▶ Data for this task
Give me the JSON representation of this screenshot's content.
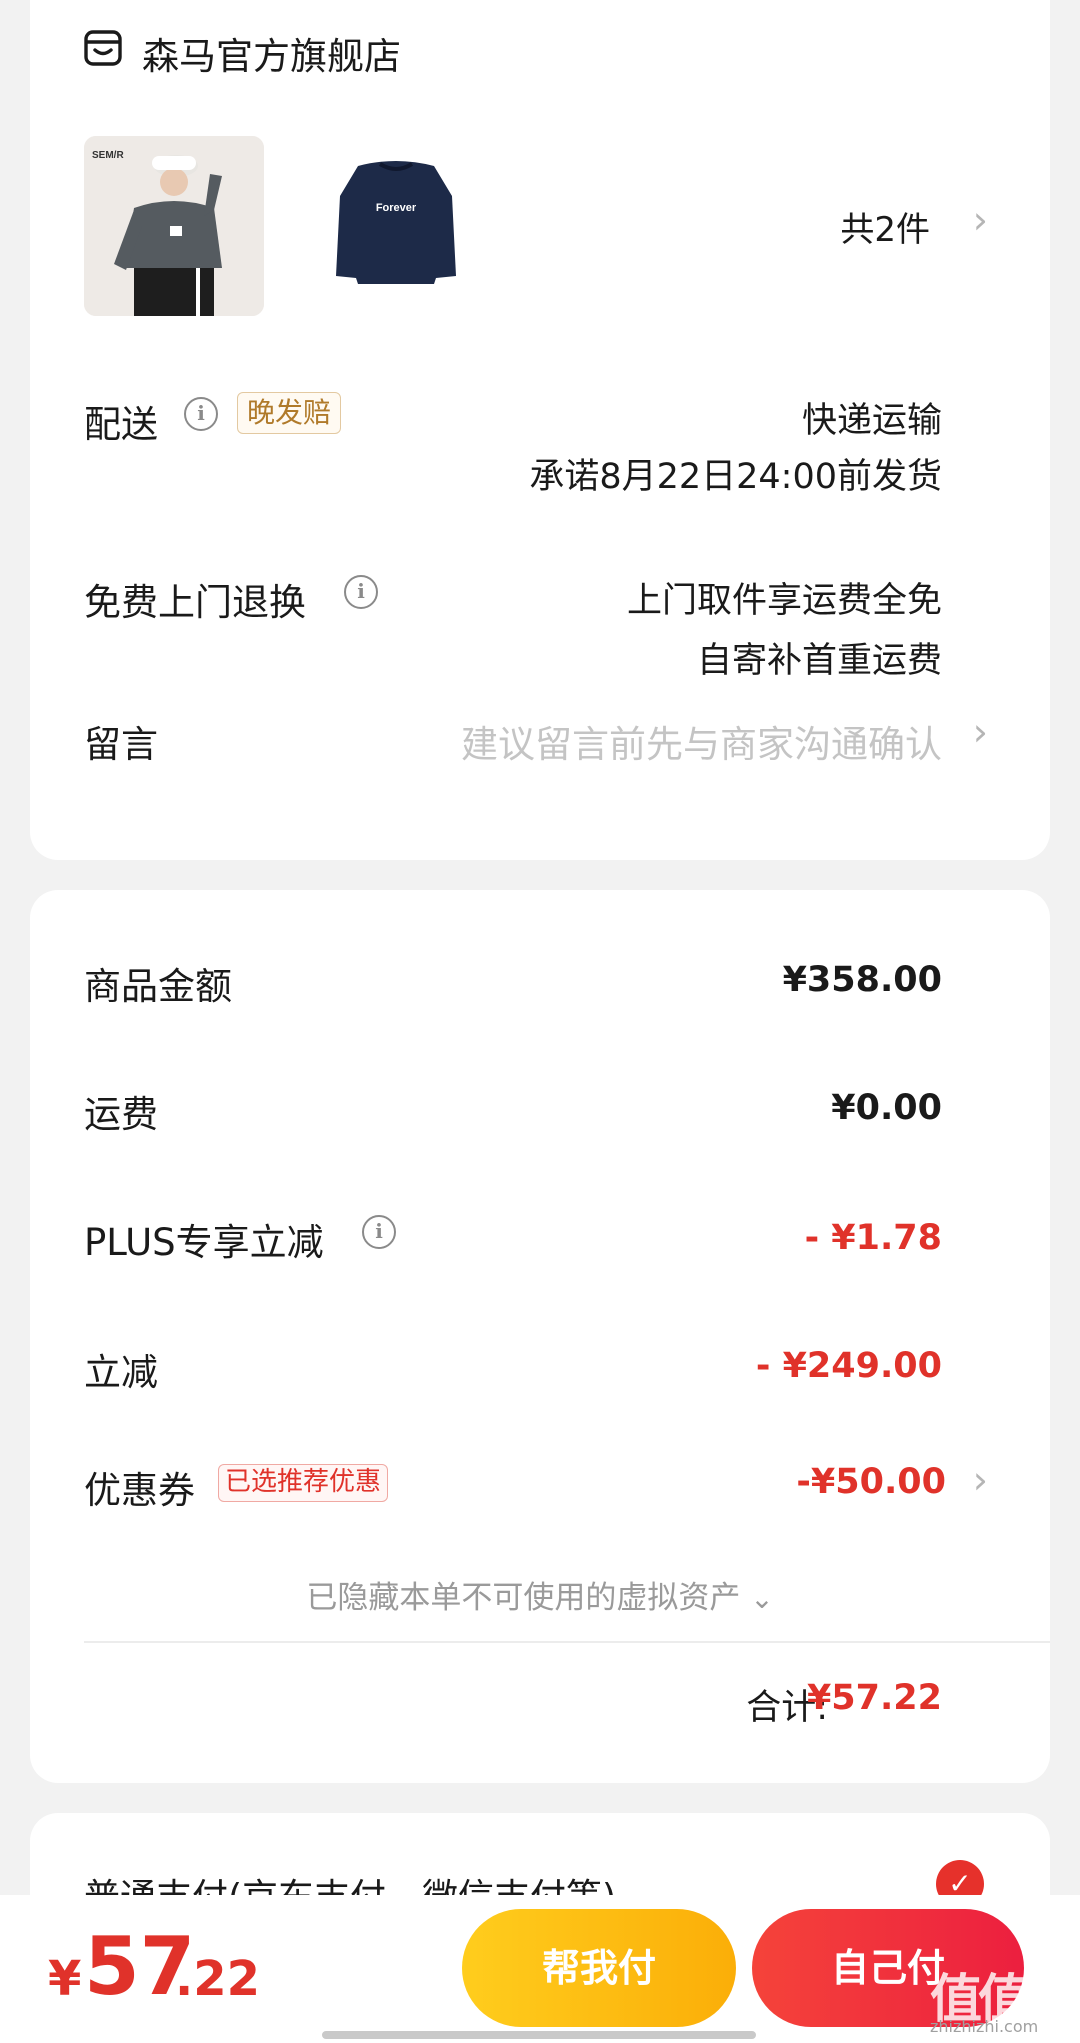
{
  "store": {
    "name": "森马官方旗舰店",
    "icon": "store-icon"
  },
  "products": {
    "thumb1_brand": "SEM/R",
    "thumb2_print": "Forever",
    "count_label": "共2件"
  },
  "delivery": {
    "label": "配送",
    "badge": "晚发赔",
    "method": "快递运输",
    "promise": "承诺8月22日24:00前发货"
  },
  "returns": {
    "label": "免费上门退换",
    "line1": "上门取件享运费全免",
    "line2": "自寄补首重运费"
  },
  "message": {
    "label": "留言",
    "placeholder": "建议留言前先与商家沟通确认"
  },
  "summary": {
    "goods_label": "商品金额",
    "goods_value": "¥358.00",
    "shipping_label": "运费",
    "shipping_value": "¥0.00",
    "plus_label": "PLUS专享立减",
    "plus_value": "- ¥1.78",
    "discount_label": "立减",
    "discount_value": "- ¥249.00",
    "coupon_label": "优惠券",
    "coupon_badge": "已选推荐优惠",
    "coupon_value": "-¥50.00",
    "hidden_assets": "已隐藏本单不可使用的虚拟资产",
    "total_label": "合计:",
    "total_value": "¥57.22"
  },
  "payment": {
    "normal_label": "普通支付(京东支付、微信支付等)"
  },
  "bottom": {
    "yen": "¥",
    "price_int": "57",
    "price_dec": ".22",
    "help_pay": "帮我付",
    "self_pay": "自己付"
  },
  "watermark": {
    "main": "值值值",
    "sub": "zhizhizhi.com"
  },
  "colors": {
    "accent_red": "#e0322a",
    "help_yellow": "#fbb80e",
    "gold_badge": "#b07a2a"
  }
}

▶ Your task
Leave the pictures out and print the records above exactly as they stand.

▶ Task output
Give me the JSON representation of this screenshot's content.
{
  "store": {
    "name": "森马官方旗舰店",
    "icon": "store-icon"
  },
  "products": {
    "thumb1_brand": "SEM/R",
    "thumb2_print": "Forever",
    "count_label": "共2件"
  },
  "delivery": {
    "label": "配送",
    "badge": "晚发赔",
    "method": "快递运输",
    "promise": "承诺8月22日24:00前发货"
  },
  "returns": {
    "label": "免费上门退换",
    "line1": "上门取件享运费全免",
    "line2": "自寄补首重运费"
  },
  "message": {
    "label": "留言",
    "placeholder": "建议留言前先与商家沟通确认"
  },
  "summary": {
    "goods_label": "商品金额",
    "goods_value": "¥358.00",
    "shipping_label": "运费",
    "shipping_value": "¥0.00",
    "plus_label": "PLUS专享立减",
    "plus_value": "- ¥1.78",
    "discount_label": "立减",
    "discount_value": "- ¥249.00",
    "coupon_label": "优惠券",
    "coupon_badge": "已选推荐优惠",
    "coupon_value": "-¥50.00",
    "hidden_assets": "已隐藏本单不可使用的虚拟资产",
    "total_label": "合计:",
    "total_value": "¥57.22"
  },
  "payment": {
    "normal_label": "普通支付(京东支付、微信支付等)"
  },
  "bottom": {
    "yen": "¥",
    "price_int": "57",
    "price_dec": ".22",
    "help_pay": "帮我付",
    "self_pay": "自己付"
  },
  "watermark": {
    "main": "值值值",
    "sub": "zhizhizhi.com"
  },
  "colors": {
    "accent_red": "#e0322a",
    "help_yellow": "#fbb80e",
    "gold_badge": "#b07a2a"
  }
}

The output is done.